Collected data:
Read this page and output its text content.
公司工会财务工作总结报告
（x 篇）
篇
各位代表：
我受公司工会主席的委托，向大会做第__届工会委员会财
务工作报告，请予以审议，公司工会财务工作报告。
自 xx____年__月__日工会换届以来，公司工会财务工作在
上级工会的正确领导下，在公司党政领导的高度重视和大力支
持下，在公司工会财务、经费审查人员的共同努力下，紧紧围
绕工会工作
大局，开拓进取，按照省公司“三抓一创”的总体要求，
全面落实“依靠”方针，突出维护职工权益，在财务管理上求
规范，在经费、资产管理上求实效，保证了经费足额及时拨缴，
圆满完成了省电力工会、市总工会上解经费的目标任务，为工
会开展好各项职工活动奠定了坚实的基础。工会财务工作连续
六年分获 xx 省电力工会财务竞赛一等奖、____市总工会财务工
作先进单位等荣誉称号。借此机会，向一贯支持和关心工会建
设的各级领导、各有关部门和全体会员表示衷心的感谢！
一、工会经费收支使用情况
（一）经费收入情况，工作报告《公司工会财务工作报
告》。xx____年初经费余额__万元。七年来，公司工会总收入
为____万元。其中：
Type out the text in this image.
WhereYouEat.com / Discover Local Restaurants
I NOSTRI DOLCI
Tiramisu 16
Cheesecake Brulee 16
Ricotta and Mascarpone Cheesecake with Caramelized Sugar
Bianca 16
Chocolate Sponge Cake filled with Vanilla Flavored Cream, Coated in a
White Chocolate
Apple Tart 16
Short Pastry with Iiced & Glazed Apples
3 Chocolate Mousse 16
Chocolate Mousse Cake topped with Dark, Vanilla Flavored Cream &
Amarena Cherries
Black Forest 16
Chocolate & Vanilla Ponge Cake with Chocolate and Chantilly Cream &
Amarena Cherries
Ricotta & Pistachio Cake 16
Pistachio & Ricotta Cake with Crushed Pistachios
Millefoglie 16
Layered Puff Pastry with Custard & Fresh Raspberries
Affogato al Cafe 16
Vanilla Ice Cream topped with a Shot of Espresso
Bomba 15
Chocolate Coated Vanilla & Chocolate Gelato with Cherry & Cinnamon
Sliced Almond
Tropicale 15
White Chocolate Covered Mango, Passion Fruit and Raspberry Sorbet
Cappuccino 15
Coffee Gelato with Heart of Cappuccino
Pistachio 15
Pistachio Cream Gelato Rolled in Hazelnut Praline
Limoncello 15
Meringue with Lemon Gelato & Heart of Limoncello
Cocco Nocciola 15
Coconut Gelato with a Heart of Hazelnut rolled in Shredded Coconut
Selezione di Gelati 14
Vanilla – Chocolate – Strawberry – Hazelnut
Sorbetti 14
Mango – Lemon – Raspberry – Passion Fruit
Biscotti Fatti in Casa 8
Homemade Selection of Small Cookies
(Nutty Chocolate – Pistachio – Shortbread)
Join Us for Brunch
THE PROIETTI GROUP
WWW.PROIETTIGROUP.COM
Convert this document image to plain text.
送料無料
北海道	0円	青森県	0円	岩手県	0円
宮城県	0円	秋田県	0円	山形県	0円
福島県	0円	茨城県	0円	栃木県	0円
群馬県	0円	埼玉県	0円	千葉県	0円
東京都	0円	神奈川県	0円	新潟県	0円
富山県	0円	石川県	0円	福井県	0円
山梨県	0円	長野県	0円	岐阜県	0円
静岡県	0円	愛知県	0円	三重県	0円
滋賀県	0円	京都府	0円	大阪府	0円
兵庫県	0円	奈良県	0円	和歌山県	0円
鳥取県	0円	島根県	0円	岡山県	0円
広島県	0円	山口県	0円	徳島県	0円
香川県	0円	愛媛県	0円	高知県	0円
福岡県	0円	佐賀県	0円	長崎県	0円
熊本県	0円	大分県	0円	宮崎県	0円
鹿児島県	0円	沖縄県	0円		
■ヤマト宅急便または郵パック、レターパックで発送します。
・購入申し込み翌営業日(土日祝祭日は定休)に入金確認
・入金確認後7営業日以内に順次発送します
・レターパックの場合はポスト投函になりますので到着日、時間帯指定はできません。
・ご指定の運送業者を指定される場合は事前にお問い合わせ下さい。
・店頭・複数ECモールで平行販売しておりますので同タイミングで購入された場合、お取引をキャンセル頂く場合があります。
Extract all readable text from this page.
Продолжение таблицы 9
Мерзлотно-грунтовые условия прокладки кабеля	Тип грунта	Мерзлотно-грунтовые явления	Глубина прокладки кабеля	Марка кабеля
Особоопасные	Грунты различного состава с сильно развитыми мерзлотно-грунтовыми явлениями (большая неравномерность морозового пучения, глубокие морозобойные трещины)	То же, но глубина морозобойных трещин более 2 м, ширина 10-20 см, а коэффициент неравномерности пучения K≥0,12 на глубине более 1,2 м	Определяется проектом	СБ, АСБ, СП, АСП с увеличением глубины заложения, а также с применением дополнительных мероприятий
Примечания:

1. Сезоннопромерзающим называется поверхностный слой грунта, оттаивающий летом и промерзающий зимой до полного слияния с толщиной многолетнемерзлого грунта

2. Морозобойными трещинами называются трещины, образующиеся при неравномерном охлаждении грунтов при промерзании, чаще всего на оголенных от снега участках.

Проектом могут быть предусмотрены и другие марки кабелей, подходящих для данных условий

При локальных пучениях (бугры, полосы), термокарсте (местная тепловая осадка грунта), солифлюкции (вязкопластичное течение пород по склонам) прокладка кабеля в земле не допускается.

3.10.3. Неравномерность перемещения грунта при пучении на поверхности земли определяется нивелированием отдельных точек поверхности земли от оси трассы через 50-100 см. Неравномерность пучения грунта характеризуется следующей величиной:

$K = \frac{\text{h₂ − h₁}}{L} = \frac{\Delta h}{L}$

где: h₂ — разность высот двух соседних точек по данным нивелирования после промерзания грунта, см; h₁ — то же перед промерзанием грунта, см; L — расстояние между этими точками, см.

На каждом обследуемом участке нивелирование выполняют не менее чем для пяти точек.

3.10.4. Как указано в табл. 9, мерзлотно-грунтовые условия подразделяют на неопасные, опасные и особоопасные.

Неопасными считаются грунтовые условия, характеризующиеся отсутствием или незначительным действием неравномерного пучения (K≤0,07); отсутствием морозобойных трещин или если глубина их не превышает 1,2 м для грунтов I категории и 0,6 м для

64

Goal of the exercise: State, as a bare number, how many lines of the listing hold the word "Fruit".

Correct answer: 2